BEGIN Source records

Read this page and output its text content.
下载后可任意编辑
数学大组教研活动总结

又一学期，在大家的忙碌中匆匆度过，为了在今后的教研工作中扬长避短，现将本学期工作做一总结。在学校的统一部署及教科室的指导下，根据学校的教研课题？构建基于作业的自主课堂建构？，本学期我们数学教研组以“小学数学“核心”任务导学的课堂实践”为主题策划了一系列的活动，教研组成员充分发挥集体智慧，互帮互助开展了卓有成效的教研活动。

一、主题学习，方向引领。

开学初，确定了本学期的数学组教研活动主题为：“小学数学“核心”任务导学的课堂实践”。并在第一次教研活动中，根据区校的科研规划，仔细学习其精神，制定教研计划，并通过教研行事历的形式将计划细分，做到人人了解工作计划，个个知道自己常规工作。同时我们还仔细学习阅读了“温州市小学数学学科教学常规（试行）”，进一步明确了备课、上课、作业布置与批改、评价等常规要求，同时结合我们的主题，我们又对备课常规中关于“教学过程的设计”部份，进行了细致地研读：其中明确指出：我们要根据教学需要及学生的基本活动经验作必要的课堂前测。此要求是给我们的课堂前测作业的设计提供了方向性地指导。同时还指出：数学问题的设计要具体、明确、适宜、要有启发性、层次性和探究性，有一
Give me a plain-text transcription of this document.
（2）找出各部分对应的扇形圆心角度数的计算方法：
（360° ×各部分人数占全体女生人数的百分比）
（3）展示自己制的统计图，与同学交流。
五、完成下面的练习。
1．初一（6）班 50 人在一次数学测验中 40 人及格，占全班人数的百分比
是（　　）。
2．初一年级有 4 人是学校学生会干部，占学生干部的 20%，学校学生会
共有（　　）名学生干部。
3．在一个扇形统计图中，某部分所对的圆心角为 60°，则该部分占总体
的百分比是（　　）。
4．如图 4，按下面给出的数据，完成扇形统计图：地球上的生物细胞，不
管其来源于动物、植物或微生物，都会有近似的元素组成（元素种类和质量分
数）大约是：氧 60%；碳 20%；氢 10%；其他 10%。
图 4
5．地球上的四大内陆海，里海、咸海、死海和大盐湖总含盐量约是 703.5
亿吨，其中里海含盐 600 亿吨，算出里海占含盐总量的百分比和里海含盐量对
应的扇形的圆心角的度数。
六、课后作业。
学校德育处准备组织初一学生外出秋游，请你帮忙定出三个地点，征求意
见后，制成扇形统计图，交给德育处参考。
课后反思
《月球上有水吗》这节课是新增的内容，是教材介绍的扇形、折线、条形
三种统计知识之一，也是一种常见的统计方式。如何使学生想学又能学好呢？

END Source records

Task goal: Would you copy out each line exactly as written?

The completed task:
Read this page and output its text content.
下载后可任意编辑
数学大组教研活动总结

又一学期，在大家的忙碌中匆匆度过，为了在今后的教研工作中扬长避短，现将本学期工作做一总结。在学校的统一部署及教科室的指导下，根据学校的教研课题？构建基于作业的自主课堂建构？，本学期我们数学教研组以“小学数学“核心”任务导学的课堂实践”为主题策划了一系列的活动，教研组成员充分发挥集体智慧，互帮互助开展了卓有成效的教研活动。

一、主题学习，方向引领。

开学初，确定了本学期的数学组教研活动主题为：“小学数学“核心”任务导学的课堂实践”。并在第一次教研活动中，根据区校的科研规划，仔细学习其精神，制定教研计划，并通过教研行事历的形式将计划细分，做到人人了解工作计划，个个知道自己常规工作。同时我们还仔细学习阅读了“温州市小学数学学科教学常规（试行）”，进一步明确了备课、上课、作业布置与批改、评价等常规要求，同时结合我们的主题，我们又对备课常规中关于“教学过程的设计”部份，进行了细致地研读：其中明确指出：我们要根据教学需要及学生的基本活动经验作必要的课堂前测。此要求是给我们的课堂前测作业的设计提供了方向性地指导。同时还指出：数学问题的设计要具体、明确、适宜、要有启发性、层次性和探究性，有一
Give me a plain-text transcription of this document.
（2）找出各部分对应的扇形圆心角度数的计算方法：
（360° ×各部分人数占全体女生人数的百分比）
（3）展示自己制的统计图，与同学交流。
五、完成下面的练习。
1．初一（6）班 50 人在一次数学测验中 40 人及格，占全班人数的百分比
是（　　）。
2．初一年级有 4 人是学校学生会干部，占学生干部的 20%，学校学生会
共有（　　）名学生干部。
3．在一个扇形统计图中，某部分所对的圆心角为 60°，则该部分占总体
的百分比是（　　）。
4．如图 4，按下面给出的数据，完成扇形统计图：地球上的生物细胞，不
管其来源于动物、植物或微生物，都会有近似的元素组成（元素种类和质量分
数）大约是：氧 60%；碳 20%；氢 10%；其他 10%。
图 4
5．地球上的四大内陆海，里海、咸海、死海和大盐湖总含盐量约是 703.5
亿吨，其中里海含盐 600 亿吨，算出里海占含盐总量的百分比和里海含盐量对
应的扇形的圆心角的度数。
六、课后作业。
学校德育处准备组织初一学生外出秋游，请你帮忙定出三个地点，征求意
见后，制成扇形统计图，交给德育处参考。
课后反思
《月球上有水吗》这节课是新增的内容，是教材介绍的扇形、折线、条形
三种统计知识之一，也是一种常见的统计方式。如何使学生想学又能学好呢？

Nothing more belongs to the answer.